DATASET EXTRACT Start Marker

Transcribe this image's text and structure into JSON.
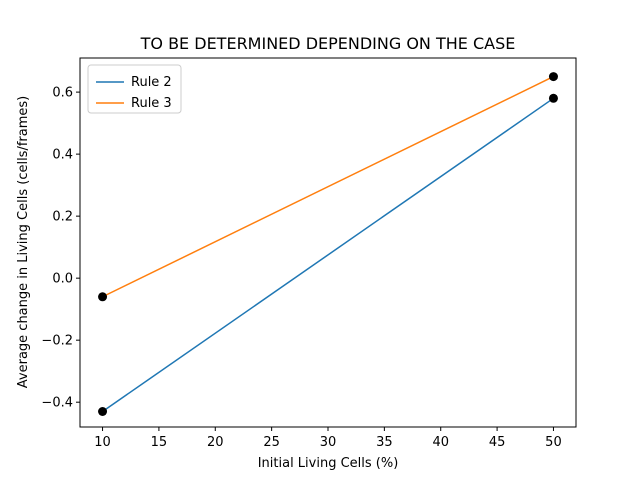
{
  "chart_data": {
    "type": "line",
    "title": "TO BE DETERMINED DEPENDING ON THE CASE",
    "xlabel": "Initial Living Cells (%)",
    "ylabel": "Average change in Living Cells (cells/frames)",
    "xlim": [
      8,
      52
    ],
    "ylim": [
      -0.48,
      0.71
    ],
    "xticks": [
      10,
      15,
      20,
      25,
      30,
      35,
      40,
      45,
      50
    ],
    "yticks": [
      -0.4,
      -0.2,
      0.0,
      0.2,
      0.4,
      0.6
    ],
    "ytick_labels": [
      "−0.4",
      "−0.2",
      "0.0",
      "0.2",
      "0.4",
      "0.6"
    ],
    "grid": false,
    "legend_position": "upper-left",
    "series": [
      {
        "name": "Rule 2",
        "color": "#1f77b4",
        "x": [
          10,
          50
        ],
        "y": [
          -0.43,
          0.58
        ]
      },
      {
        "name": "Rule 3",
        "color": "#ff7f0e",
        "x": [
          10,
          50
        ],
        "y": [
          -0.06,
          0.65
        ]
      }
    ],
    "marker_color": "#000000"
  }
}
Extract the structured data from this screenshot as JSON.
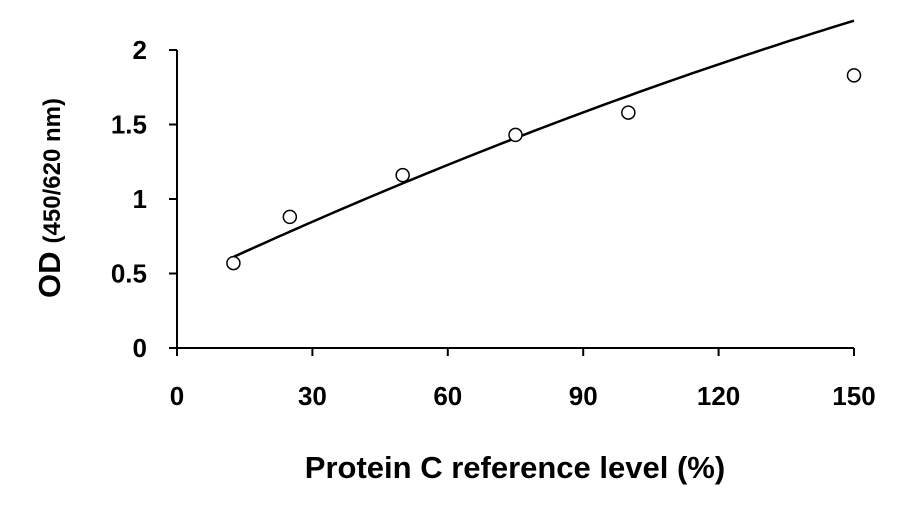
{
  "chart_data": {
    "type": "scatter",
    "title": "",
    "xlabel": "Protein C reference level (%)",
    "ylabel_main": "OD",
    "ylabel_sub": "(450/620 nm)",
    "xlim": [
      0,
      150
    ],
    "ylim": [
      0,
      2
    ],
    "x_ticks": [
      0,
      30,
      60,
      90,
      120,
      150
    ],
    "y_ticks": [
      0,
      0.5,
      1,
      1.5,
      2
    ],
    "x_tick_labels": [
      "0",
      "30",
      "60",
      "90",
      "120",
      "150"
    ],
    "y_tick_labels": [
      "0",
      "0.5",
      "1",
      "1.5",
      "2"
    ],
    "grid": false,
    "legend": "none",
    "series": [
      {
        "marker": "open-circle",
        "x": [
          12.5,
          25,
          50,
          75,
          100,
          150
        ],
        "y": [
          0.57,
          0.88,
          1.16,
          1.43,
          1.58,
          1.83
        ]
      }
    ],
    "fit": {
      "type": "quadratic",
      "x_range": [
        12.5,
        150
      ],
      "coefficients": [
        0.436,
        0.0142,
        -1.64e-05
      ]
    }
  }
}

DATASET EXTRACT End Marker

§ EXERCISE OBJECTIVE
Starting with the line that contains "Extract the structured", print every remaining line of the records above, exactly as it stands. Do not print the pictures.

§ TASK ANSWER
Extract the structured data from this screenshot as JSON.
{
  "chart_data": {
    "type": "scatter",
    "title": "",
    "xlabel": "Protein C reference level (%)",
    "ylabel_main": "OD",
    "ylabel_sub": "(450/620 nm)",
    "xlim": [
      0,
      150
    ],
    "ylim": [
      0,
      2
    ],
    "x_ticks": [
      0,
      30,
      60,
      90,
      120,
      150
    ],
    "y_ticks": [
      0,
      0.5,
      1,
      1.5,
      2
    ],
    "x_tick_labels": [
      "0",
      "30",
      "60",
      "90",
      "120",
      "150"
    ],
    "y_tick_labels": [
      "0",
      "0.5",
      "1",
      "1.5",
      "2"
    ],
    "grid": false,
    "legend": "none",
    "series": [
      {
        "marker": "open-circle",
        "x": [
          12.5,
          25,
          50,
          75,
          100,
          150
        ],
        "y": [
          0.57,
          0.88,
          1.16,
          1.43,
          1.58,
          1.83
        ]
      }
    ],
    "fit": {
      "type": "quadratic",
      "x_range": [
        12.5,
        150
      ],
      "coefficients": [
        0.436,
        0.0142,
        -1.64e-05
      ]
    }
  }
}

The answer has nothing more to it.